▶ **Your task**
Gather every line that includes the word "time", please.

▶ **Records supplied**
□ □ □ □ □
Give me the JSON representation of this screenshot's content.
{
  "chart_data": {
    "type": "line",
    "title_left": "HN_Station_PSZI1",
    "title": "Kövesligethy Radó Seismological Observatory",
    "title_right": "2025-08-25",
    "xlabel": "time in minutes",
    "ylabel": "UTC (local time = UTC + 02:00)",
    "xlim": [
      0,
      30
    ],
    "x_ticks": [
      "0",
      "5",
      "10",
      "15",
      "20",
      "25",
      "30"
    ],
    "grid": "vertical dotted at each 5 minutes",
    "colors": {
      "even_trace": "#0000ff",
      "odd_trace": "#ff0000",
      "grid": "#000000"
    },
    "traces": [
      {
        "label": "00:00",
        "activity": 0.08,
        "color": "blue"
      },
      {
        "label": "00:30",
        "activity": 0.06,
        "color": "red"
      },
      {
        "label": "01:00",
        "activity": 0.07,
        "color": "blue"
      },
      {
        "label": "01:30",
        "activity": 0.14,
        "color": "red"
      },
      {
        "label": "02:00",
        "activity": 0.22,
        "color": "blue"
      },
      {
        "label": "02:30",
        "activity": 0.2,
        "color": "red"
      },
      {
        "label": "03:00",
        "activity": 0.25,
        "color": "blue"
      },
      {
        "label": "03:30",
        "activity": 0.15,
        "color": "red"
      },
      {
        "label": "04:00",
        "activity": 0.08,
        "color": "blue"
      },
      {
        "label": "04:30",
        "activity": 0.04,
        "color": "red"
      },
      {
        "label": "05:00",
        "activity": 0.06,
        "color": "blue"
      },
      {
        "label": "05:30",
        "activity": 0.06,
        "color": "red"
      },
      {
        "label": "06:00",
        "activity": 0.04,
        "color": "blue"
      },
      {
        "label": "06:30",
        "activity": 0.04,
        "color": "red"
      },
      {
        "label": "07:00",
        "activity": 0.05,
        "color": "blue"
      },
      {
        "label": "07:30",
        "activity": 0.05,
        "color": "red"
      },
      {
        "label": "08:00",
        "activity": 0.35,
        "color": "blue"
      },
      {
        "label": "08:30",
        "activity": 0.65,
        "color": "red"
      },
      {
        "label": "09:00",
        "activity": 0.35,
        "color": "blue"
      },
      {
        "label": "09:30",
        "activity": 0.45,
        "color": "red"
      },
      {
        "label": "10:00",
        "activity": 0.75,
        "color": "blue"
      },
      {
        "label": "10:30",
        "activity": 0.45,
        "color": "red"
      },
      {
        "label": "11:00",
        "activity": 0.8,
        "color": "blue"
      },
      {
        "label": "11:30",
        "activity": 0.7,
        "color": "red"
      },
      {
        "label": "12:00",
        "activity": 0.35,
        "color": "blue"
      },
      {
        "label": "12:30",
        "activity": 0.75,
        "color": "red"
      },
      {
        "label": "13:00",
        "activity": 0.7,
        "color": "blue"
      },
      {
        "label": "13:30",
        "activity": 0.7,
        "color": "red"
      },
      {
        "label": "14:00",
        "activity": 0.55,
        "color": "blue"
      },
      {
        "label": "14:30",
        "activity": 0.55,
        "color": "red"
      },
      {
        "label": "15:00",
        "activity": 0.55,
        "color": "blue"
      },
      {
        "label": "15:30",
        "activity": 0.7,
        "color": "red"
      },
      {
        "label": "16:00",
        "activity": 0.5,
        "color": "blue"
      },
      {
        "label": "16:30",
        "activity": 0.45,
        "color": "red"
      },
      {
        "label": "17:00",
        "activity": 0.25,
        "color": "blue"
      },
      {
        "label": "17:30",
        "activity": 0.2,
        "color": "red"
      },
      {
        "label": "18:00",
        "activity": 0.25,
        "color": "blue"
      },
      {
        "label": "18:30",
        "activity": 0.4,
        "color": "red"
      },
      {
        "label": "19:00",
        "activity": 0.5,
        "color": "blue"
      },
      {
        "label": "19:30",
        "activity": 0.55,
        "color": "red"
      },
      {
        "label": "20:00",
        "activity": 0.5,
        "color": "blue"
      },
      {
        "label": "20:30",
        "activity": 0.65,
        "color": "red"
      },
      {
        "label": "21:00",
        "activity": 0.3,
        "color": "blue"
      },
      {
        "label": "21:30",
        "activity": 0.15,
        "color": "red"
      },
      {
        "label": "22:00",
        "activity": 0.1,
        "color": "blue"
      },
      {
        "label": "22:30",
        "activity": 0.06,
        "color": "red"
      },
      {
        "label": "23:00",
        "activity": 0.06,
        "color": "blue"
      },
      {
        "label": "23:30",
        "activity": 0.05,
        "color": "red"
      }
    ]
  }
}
□ □ □ □ □
▶ **Output of the task**
    "xlabel": "time in minutes",
    "ylabel": "UTC (local time = UTC + 02:00)",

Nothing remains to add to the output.